◆ GOAL OF THE EXERCISE
Repeat the material verbatim and drop the pictures.

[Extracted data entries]
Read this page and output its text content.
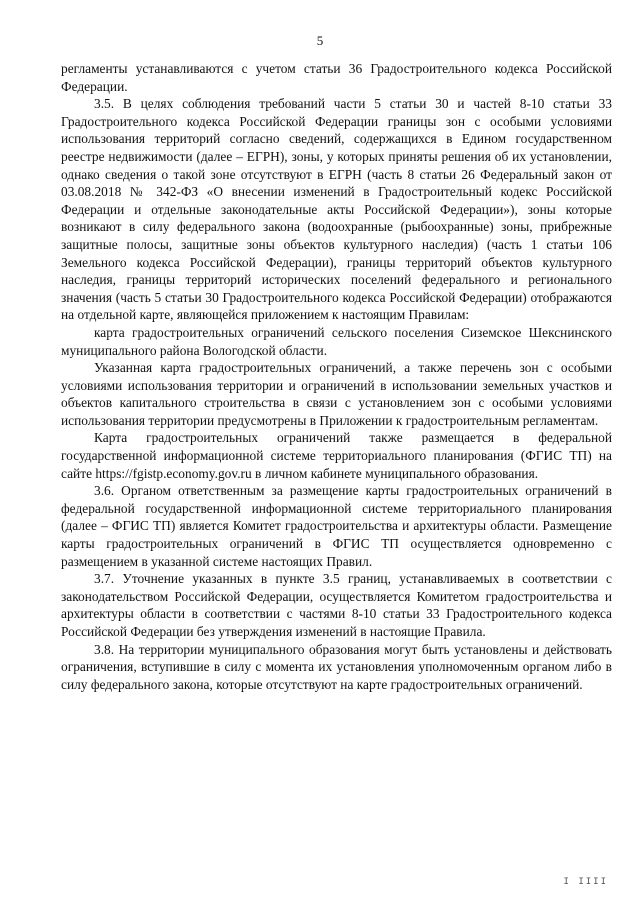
5

регламенты устанавливаются с учетом статьи 36 Градостроительного кодекса Российской Федерации.

3.5. В целях соблюдения требований части 5 статьи 30 и частей 8-10 статьи 33 Градостроительного кодекса Российской Федерации границы зон с особыми условиями использования территорий согласно сведений, содержащихся в Едином государственном реестре недвижимости (далее – ЕГРН), зоны, у которых приняты решения об их установлении, однако сведения о такой зоне отсутствуют в ЕГРН (часть 8 статьи 26 Федеральный закон от 03.08.2018 № 342-ФЗ «О внесении изменений в Градостроительный кодекс Российской Федерации и отдельные законодательные акты Российской Федерации»), зоны которые возникают в силу федерального закона (водоохранные (рыбоохранные) зоны, прибрежные защитные полосы, защитные зоны объектов культурного наследия) (часть 1 статьи 106 Земельного кодекса Российской Федерации), границы территорий объектов культурного наследия, границы территорий исторических поселений федерального и регионального значения (часть 5 статьи 30 Градостроительного кодекса Российской Федерации) отображаются на отдельной карте, являющейся приложением к настоящим Правилам:

карта градостроительных ограничений сельского поселения Сиземское Шекснинского муниципального района Вологодской области.

Указанная карта градостроительных ограничений, а также перечень зон с особыми условиями использования территории и ограничений в использовании земельных участков и объектов капитального строительства в связи с установлением зон с особыми условиями использования территории предусмотрены в Приложении к градостроительным регламентам.

Карта градостроительных ограничений также размещается в федеральной государственной информационной системе территориального планирования (ФГИС ТП) на сайте https://fgistp.economy.gov.ru в личном кабинете муниципального образования.

3.6. Органом ответственным за размещение карты градостроительных ограничений в федеральной государственной информационной системе территориального планирования (далее – ФГИС ТП) является Комитет градостроительства и архитектуры области. Размещение карты градостроительных ограничений в ФГИС ТП осуществляется одновременно с размещением в указанной системе настоящих Правил.

3.7. Уточнение указанных в пункте 3.5 границ, устанавливаемых в соответствии с законодательством Российской Федерации, осуществляется Комитетом градостроительства и архитектуры области в соответствии с частями 8-10 статьи 33 Градостроительного кодекса Российской Федерации без утверждения изменений в настоящие Правила.

3.8. На территории муниципального образования могут быть установлены и действовать ограничения, вступившие в силу с момента их установления уполномоченным органом либо в силу федерального закона, которые отсутствуют на карте градостроительных ограничений.

I IIII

◆ RIGHT ANSWER
Read this page and output its text content.
5

регламенты устанавливаются с учетом статьи 36 Градостроительного кодекса Российской Федерации.

3.5. В целях соблюдения требований части 5 статьи 30 и частей 8-10 статьи 33 Градостроительного кодекса Российской Федерации границы зон с особыми условиями использования территорий согласно сведений, содержащихся в Едином государственном реестре недвижимости (далее – ЕГРН), зоны, у которых приняты решения об их установлении, однако сведения о такой зоне отсутствуют в ЕГРН (часть 8 статьи 26 Федеральный закон от 03.08.2018 № 342-ФЗ «О внесении изменений в Градостроительный кодекс Российской Федерации и отдельные законодательные акты Российской Федерации»), зоны которые возникают в силу федерального закона (водоохранные (рыбоохранные) зоны, прибрежные защитные полосы, защитные зоны объектов культурного наследия) (часть 1 статьи 106 Земельного кодекса Российской Федерации), границы территорий объектов культурного наследия, границы территорий исторических поселений федерального и регионального значения (часть 5 статьи 30 Градостроительного кодекса Российской Федерации) отображаются на отдельной карте, являющейся приложением к настоящим Правилам:

карта градостроительных ограничений сельского поселения Сиземское Шекснинского муниципального района Вологодской области.

Указанная карта градостроительных ограничений, а также перечень зон с особыми условиями использования территории и ограничений в использовании земельных участков и объектов капитального строительства в связи с установлением зон с особыми условиями использования территории предусмотрены в Приложении к градостроительным регламентам.

Карта градостроительных ограничений также размещается в федеральной государственной информационной системе территориального планирования (ФГИС ТП) на сайте https://fgistp.economy.gov.ru в личном кабинете муниципального образования.

3.6. Органом ответственным за размещение карты градостроительных ограничений в федеральной государственной информационной системе территориального планирования (далее – ФГИС ТП) является Комитет градостроительства и архитектуры области. Размещение карты градостроительных ограничений в ФГИС ТП осуществляется одновременно с размещением в указанной системе настоящих Правил.

3.7. Уточнение указанных в пункте 3.5 границ, устанавливаемых в соответствии с законодательством Российской Федерации, осуществляется Комитетом градостроительства и архитектуры области в соответствии с частями 8-10 статьи 33 Градостроительного кодекса Российской Федерации без утверждения изменений в настоящие Правила.

3.8. На территории муниципального образования могут быть установлены и действовать ограничения, вступившие в силу с момента их установления уполномоченным органом либо в силу федерального закона, которые отсутствуют на карте градостроительных ограничений.

I IIII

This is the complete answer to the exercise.